## [Job]
Each line of the listing that contains the word "JSON" is to be copied.

## [Data listing]
▬▬▬▬▬▬▬▬▬▬

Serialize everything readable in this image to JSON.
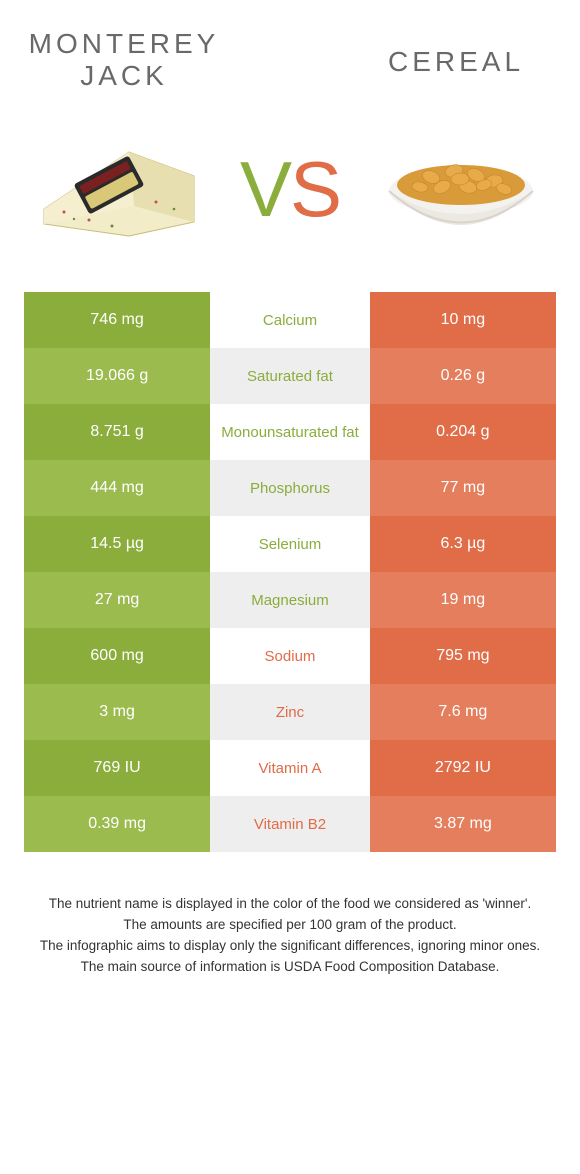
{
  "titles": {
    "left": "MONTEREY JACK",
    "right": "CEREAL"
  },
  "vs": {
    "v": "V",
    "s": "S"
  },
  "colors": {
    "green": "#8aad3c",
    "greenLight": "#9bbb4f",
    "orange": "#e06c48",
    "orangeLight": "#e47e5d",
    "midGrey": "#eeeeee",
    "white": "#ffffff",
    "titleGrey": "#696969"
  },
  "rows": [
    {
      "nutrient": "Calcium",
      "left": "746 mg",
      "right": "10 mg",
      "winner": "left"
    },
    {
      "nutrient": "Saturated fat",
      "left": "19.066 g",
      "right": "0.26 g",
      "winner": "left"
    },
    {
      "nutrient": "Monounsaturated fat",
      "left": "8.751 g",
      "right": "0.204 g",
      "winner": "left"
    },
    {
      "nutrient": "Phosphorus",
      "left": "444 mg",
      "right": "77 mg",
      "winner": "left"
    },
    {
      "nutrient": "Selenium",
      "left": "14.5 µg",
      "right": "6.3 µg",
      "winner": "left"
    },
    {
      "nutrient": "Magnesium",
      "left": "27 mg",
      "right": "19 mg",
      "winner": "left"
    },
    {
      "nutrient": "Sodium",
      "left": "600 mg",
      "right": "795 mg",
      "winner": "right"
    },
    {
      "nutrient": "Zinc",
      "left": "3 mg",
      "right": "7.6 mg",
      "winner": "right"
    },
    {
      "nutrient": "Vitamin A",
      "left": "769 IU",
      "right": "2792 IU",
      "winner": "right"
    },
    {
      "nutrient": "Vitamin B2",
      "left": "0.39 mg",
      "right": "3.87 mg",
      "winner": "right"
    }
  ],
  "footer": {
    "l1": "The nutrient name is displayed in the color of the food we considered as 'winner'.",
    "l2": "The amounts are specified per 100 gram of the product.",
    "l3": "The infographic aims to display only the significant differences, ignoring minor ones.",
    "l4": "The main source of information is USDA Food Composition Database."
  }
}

▬▬▬▬▬▬▬▬▬▬

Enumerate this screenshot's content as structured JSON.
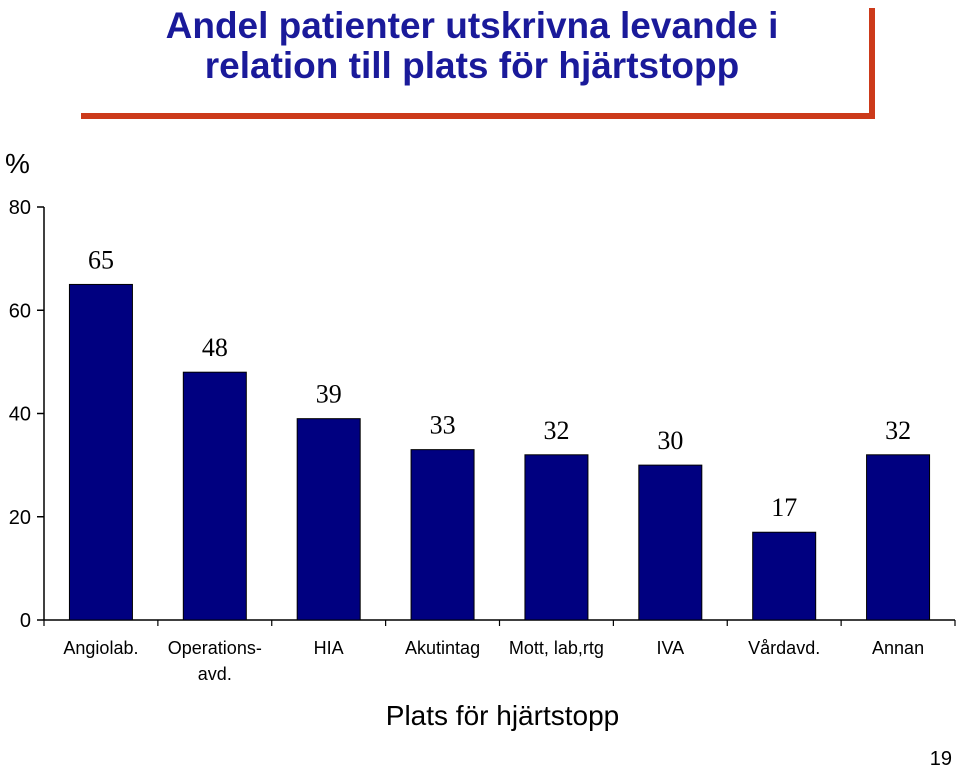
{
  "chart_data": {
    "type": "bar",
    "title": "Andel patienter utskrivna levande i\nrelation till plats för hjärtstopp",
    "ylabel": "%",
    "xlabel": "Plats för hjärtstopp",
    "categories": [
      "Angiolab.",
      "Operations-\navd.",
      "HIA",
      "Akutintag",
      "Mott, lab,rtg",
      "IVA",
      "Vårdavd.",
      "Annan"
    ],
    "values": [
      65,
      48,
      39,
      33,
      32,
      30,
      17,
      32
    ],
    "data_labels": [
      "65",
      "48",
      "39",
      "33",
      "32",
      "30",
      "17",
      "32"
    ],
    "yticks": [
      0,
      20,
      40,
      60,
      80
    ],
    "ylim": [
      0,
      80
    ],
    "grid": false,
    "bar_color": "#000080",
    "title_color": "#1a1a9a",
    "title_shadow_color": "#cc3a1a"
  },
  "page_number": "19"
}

▬▬▬▬▬▬▬▬▬▬

## [Answer for this exercise]
Serialize everything readable in this image to JSON.
Enumerate this screenshot's content as structured JSON.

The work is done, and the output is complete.